Work instructions: Write out each entry again. Keep every word exactly as it is.

* Begin Dataset excerpts *

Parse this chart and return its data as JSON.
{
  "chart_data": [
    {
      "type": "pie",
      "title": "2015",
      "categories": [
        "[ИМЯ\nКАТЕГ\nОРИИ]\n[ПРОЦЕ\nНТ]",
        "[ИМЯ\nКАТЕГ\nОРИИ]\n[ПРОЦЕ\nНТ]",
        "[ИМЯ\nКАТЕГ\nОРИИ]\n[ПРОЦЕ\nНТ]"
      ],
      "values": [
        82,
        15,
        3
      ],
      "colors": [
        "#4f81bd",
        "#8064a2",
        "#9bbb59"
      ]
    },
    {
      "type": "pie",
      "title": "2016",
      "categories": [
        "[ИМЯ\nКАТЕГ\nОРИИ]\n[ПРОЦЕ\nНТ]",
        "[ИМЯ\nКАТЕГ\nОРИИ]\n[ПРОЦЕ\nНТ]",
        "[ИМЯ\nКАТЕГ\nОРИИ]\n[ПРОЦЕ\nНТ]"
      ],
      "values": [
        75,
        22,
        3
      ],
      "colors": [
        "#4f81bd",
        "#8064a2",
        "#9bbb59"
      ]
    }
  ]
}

* End Dataset excerpts *

Task solution:
Parse this chart and return its data as JSON.
{
  "chart_data": [
    {
      "type": "pie",
      "title": "2015",
      "categories": [
        "[ИМЯ\nКАТЕГ\nОРИИ]\n[ПРОЦЕ\nНТ]",
        "[ИМЯ\nКАТЕГ\nОРИИ]\n[ПРОЦЕ\nНТ]",
        "[ИМЯ\nКАТЕГ\nОРИИ]\n[ПРОЦЕ\nНТ]"
      ],
      "values": [
        82,
        15,
        3
      ],
      "colors": [
        "#4f81bd",
        "#8064a2",
        "#9bbb59"
      ]
    },
    {
      "type": "pie",
      "title": "2016",
      "categories": [
        "[ИМЯ\nКАТЕГ\nОРИИ]\n[ПРОЦЕ\nНТ]",
        "[ИМЯ\nКАТЕГ\nОРИИ]\n[ПРОЦЕ\nНТ]",
        "[ИМЯ\nКАТЕГ\nОРИИ]\n[ПРОЦЕ\nНТ]"
      ],
      "values": [
        75,
        22,
        3
      ],
      "colors": [
        "#4f81bd",
        "#8064a2",
        "#9bbb59"
      ]
    }
  ]
}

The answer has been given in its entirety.